Take the listing and print it in full, exactly as given.

## START Data supplied

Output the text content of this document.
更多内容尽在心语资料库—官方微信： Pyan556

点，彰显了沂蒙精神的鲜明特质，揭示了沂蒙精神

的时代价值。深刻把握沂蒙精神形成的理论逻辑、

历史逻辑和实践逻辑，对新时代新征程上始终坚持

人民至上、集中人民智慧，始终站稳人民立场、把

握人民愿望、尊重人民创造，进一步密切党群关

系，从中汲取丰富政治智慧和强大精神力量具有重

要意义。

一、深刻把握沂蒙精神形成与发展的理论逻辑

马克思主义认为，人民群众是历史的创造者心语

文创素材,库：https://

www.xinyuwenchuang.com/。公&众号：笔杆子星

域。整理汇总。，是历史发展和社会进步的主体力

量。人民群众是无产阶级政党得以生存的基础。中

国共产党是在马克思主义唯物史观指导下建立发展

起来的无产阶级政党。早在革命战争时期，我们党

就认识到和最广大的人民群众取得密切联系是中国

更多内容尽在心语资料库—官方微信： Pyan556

## END Data supplied

--- Completed task ---
Output the text content of this document.
更多内容尽在心语资料库—官方微信： Pyan556

点，彰显了沂蒙精神的鲜明特质，揭示了沂蒙精神

的时代价值。深刻把握沂蒙精神形成的理论逻辑、

历史逻辑和实践逻辑，对新时代新征程上始终坚持

人民至上、集中人民智慧，始终站稳人民立场、把

握人民愿望、尊重人民创造，进一步密切党群关

系，从中汲取丰富政治智慧和强大精神力量具有重

要意义。

一、深刻把握沂蒙精神形成与发展的理论逻辑

马克思主义认为，人民群众是历史的创造者心语

文创素材,库：https://

www.xinyuwenchuang.com/。公&众号：笔杆子星

域。整理汇总。，是历史发展和社会进步的主体力

量。人民群众是无产阶级政党得以生存的基础。中

国共产党是在马克思主义唯物史观指导下建立发展

起来的无产阶级政党。早在革命战争时期，我们党

就认识到和最广大的人民群众取得密切联系是中国

更多内容尽在心语资料库—官方微信： Pyan556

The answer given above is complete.